* Задание: Превратите материал от самого начала до строки с «Decompose this screenshot» включительно в таблицу Markdown со столбцами «№» (номер по порядку) и «Строка». Пустые строки и картинки в таблицу не включайте.
────────────────────
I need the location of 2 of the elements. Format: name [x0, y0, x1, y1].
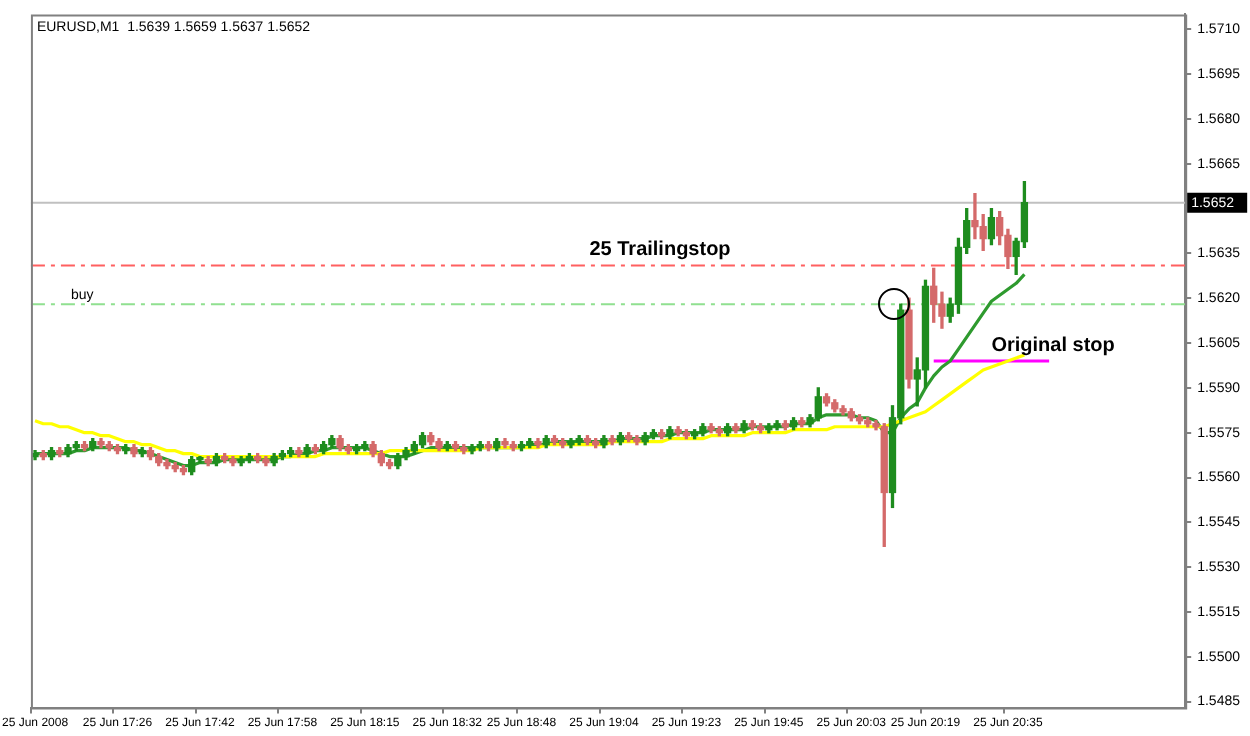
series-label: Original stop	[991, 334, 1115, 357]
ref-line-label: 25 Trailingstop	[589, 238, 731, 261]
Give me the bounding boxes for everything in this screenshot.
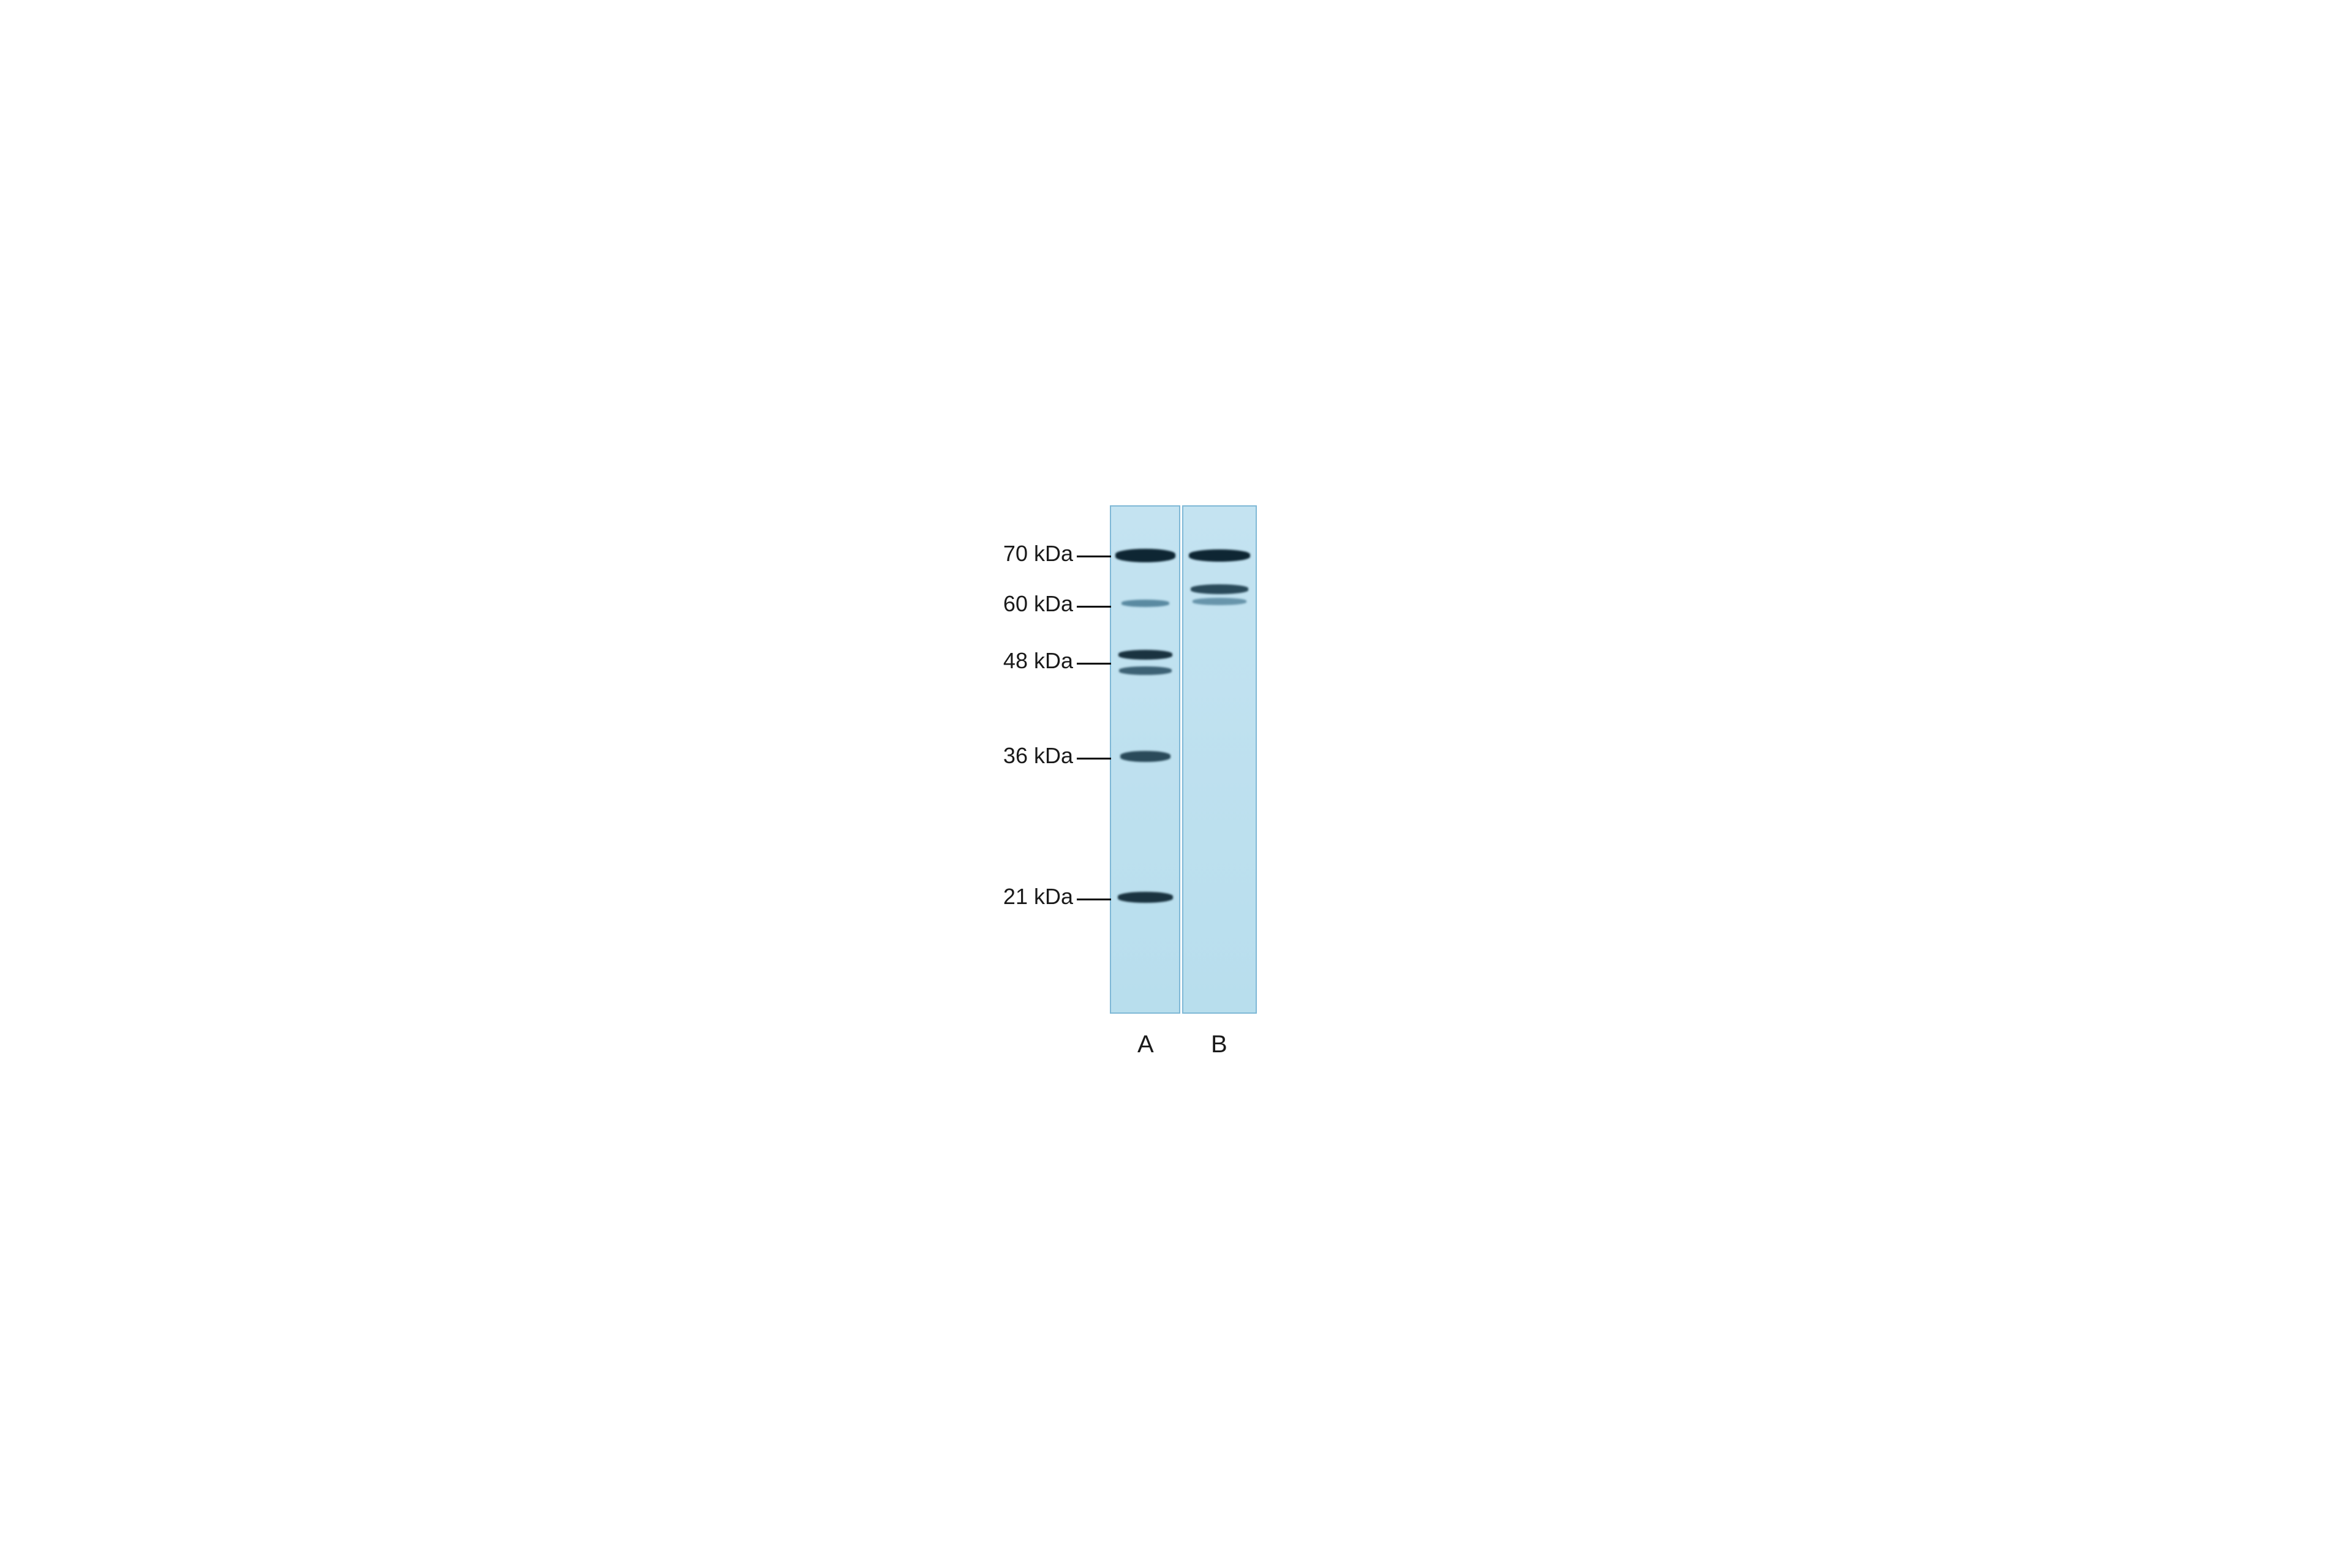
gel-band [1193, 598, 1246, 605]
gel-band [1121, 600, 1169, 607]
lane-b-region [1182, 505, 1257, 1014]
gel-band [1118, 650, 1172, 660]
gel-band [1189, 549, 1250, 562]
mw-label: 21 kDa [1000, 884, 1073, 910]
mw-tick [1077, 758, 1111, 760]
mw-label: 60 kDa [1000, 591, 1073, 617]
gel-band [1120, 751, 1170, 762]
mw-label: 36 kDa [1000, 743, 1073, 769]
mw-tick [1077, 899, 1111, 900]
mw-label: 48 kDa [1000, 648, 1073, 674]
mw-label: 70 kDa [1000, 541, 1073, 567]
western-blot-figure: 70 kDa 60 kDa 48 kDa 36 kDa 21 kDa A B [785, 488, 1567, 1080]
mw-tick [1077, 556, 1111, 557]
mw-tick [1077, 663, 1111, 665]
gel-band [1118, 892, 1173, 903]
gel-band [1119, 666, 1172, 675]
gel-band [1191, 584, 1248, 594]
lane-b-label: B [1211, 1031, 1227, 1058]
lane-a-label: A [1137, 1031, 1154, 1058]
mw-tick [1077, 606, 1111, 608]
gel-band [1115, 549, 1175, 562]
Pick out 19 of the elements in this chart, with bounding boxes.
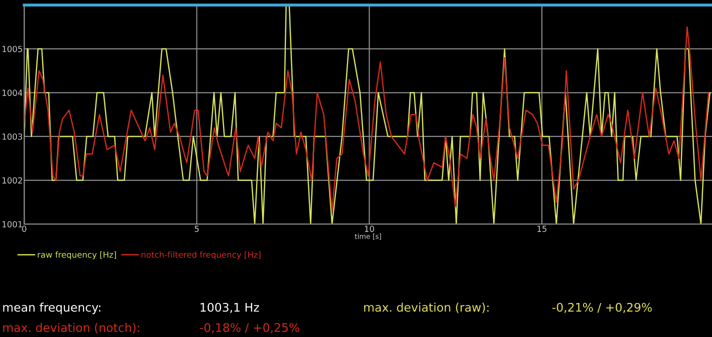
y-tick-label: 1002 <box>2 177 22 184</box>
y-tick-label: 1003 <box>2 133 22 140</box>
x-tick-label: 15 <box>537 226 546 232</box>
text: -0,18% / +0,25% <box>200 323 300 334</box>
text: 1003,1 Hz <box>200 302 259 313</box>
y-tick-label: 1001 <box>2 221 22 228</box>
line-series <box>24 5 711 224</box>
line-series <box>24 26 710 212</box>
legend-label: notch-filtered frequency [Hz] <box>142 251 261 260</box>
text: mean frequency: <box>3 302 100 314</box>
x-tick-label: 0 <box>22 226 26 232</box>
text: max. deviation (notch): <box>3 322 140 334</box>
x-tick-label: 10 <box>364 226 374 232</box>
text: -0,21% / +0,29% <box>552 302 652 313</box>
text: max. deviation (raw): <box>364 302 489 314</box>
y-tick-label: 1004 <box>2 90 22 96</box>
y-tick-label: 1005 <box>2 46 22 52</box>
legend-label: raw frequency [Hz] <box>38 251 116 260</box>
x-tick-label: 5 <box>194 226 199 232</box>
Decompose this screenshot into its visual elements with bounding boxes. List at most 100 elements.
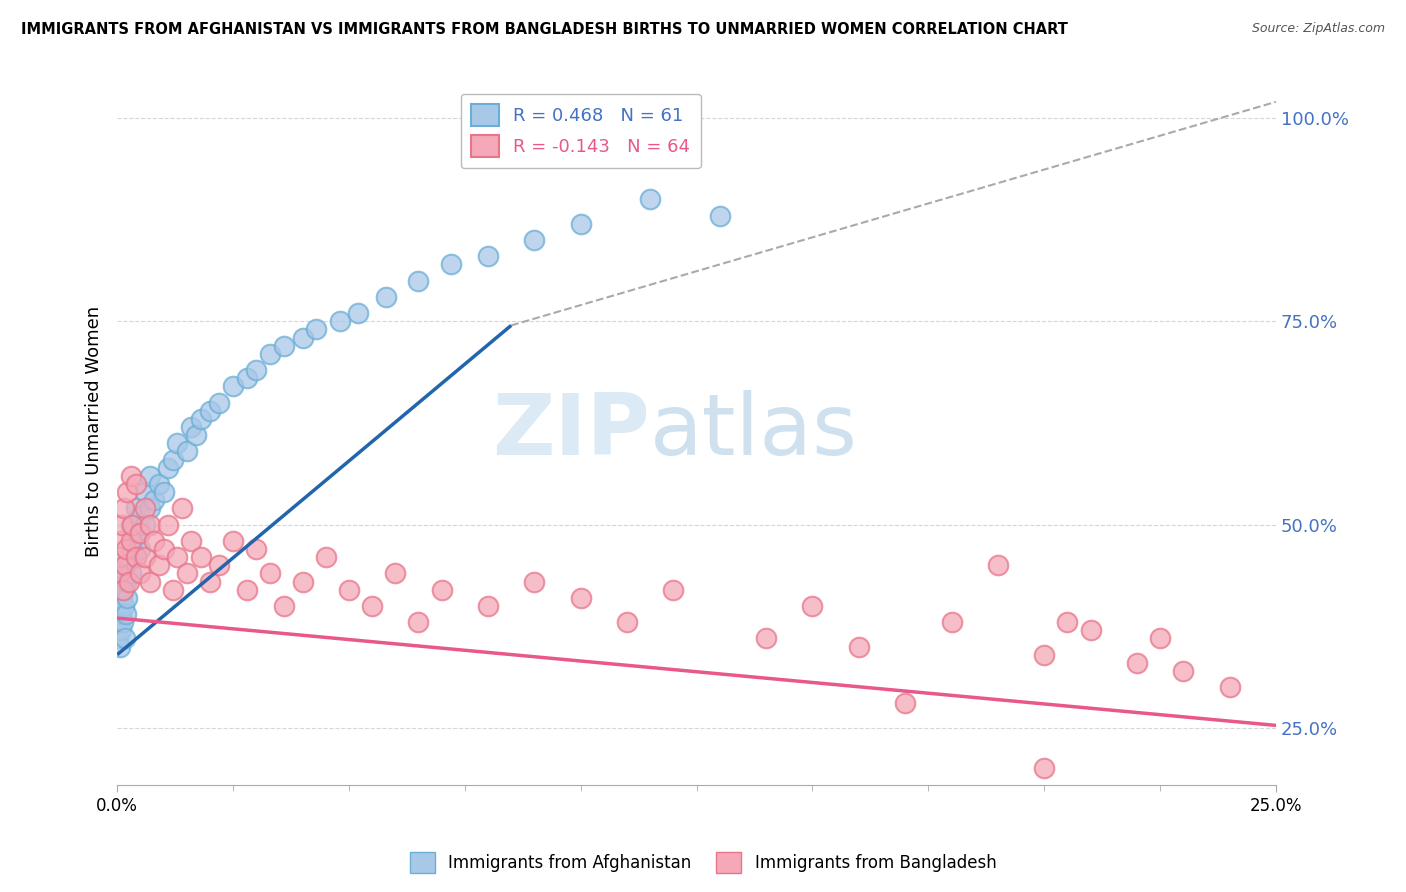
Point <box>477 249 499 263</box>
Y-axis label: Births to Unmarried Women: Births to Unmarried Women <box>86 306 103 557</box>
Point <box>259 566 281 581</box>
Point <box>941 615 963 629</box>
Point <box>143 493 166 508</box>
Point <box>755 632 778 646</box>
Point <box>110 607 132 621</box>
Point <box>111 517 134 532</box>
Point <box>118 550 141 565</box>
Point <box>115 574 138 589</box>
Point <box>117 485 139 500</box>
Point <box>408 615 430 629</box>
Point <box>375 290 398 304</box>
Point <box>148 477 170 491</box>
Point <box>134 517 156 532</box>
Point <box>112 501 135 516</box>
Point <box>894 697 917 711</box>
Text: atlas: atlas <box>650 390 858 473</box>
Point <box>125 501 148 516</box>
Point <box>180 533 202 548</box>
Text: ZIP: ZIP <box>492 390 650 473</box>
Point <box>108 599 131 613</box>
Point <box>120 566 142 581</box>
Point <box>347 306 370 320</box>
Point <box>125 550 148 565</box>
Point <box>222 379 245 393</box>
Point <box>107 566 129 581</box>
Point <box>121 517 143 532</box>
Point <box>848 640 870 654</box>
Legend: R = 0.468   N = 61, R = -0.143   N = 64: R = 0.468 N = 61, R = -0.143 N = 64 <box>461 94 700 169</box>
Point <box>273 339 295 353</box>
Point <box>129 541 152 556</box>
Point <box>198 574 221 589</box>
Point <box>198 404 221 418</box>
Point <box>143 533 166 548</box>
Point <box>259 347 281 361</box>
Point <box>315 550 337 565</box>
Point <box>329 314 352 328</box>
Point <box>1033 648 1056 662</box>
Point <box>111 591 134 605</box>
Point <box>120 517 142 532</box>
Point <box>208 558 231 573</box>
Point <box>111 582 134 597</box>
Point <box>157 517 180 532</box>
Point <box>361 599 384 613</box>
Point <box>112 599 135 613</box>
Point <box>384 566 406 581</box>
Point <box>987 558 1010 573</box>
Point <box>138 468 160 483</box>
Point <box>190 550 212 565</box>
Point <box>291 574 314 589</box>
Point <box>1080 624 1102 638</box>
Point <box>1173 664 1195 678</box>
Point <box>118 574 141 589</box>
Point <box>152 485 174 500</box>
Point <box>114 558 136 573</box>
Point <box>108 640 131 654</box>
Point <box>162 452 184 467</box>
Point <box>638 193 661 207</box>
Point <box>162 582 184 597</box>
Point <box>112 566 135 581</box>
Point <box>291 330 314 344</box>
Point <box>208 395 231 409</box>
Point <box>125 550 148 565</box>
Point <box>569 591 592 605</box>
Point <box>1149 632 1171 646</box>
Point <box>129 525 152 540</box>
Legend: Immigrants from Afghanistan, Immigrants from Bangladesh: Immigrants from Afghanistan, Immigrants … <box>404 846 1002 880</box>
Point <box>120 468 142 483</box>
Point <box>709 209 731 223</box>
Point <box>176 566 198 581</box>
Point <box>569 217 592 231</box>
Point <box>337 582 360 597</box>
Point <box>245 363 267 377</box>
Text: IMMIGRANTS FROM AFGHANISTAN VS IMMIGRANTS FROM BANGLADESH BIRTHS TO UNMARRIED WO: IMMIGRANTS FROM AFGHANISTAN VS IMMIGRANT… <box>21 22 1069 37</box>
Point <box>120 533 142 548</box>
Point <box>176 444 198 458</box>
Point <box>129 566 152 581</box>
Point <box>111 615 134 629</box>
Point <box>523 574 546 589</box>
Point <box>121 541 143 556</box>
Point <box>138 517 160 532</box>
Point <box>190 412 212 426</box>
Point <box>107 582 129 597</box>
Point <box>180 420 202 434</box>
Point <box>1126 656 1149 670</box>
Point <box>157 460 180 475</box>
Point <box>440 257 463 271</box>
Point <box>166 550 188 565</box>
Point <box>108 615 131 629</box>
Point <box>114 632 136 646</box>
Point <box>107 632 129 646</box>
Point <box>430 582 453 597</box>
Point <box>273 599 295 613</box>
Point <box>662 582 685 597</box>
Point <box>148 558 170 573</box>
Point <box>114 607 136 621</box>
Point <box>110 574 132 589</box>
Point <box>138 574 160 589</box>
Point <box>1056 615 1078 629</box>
────────────────────
* Решение:
| № | Строка |
|---|---|
| 1 | I need the location of 2 of the elements. Format: name [x0, y0, x1, y1]. |
| 2 | series-label: Original stop	[991, 334, 1115, 357] |
| 3 | ref-line-label: 25 Trailingstop	[589, 238, 731, 261] |
| 4 | Give me the bounding boxes for everything in this screenshot. |
| 5 | gel-band [1193, 598, 1246, 605] |
| 6 | gel-band [1121, 600, 1169, 607] |
| 7 | lane-b-region [1182, 505, 1257, 1014] |
| 8 | gel-band [1118, 650, 1172, 660] |
| 9 | gel-band [1189, 549, 1250, 562] |
| 10 | mw-label: 21 kDa [1000, 884, 1073, 910] |
| 11 | mw-tick [1077, 758, 1111, 760] |
| 12 | mw-label: 60 kDa [1000, 591, 1073, 617] |
| 13 | gel-band [1120, 751, 1170, 762] |
| 14 | mw-label: 36 kDa [1000, 743, 1073, 769] |
| 15 | mw-tick [1077, 899, 1111, 900] |
| 16 | mw-label: 48 kDa [1000, 648, 1073, 674] |
| 17 | mw-label: 70 kDa [1000, 541, 1073, 567] |
| 18 | western-blot-figure: 70 kDa 60 kDa 48 kDa 36 kDa 21 kDa A B [785, 488, 1567, 1080] |
| 19 | mw-tick [1077, 556, 1111, 557] |
| 20 | mw-tick [1077, 663, 1111, 665] |
| 21 | gel-band [1118, 892, 1173, 903] |
| 22 | gel-band [1119, 666, 1172, 675] |
| 23 | gel-band [1191, 584, 1248, 594] |
| 24 | lane-b-label: B [1211, 1031, 1227, 1058] |
| 25 | lane-a-label: A [1137, 1031, 1154, 1058] |
| 26 | mw-tick [1077, 606, 1111, 608] |
| 27 | gel-band [1115, 549, 1175, 562] |
| 28 | Pick out 19 of the elements in this chart, with bounding boxes. |
| 29 | y-tick-label: 1002 <box>2 177 22 184</box> |
| 30 | y-tick-label: 1003 <box>2 133 22 140</box> |
| 31 | x-tick-label: 15 <box>537 226 546 232</box> |
| 32 | text: -0,18% / +0,25% <box>200 323 300 334</box> |
| 33 | text: 1003,1 Hz <box>200 302 259 313</box> |
| 34 | y-tick-label: 1001 <box>2 221 22 228</box> |
| 35 | line-series <box>24 5 711 224</box> |
| 36 | line-series <box>24 26 710 212</box> |
| 37 | legend-label: notch-filtered frequency [Hz] <box>142 251 261 260</box> |
| 38 | text: mean frequency: <box>3 302 100 314</box> |
| 39 | x-tick-label: 0 <box>22 226 26 232</box> |
| 40 | text: max. deviation (notch): <box>3 322 140 334</box> |
| 41 | x-tick-label: 10 <box>364 226 374 232</box> |
| 42 | text: -0,21% / +0,29% <box>552 302 652 313</box> |
| 43 | text: max. deviation (raw): <box>364 302 489 314</box> |
| 44 | y-tick-label: 1004 <box>2 90 22 96</box> |
| 45 | y-tick-label: 1005 <box>2 46 22 52</box> |
| 46 | legend-label: raw frequency [Hz] <box>38 251 116 260</box> |
| 47 | x-tick-label: 5 <box>194 226 199 232</box> |
| 48 | Decompose this screenshot into its visual elements with bounding boxes. List at most 100 elements. |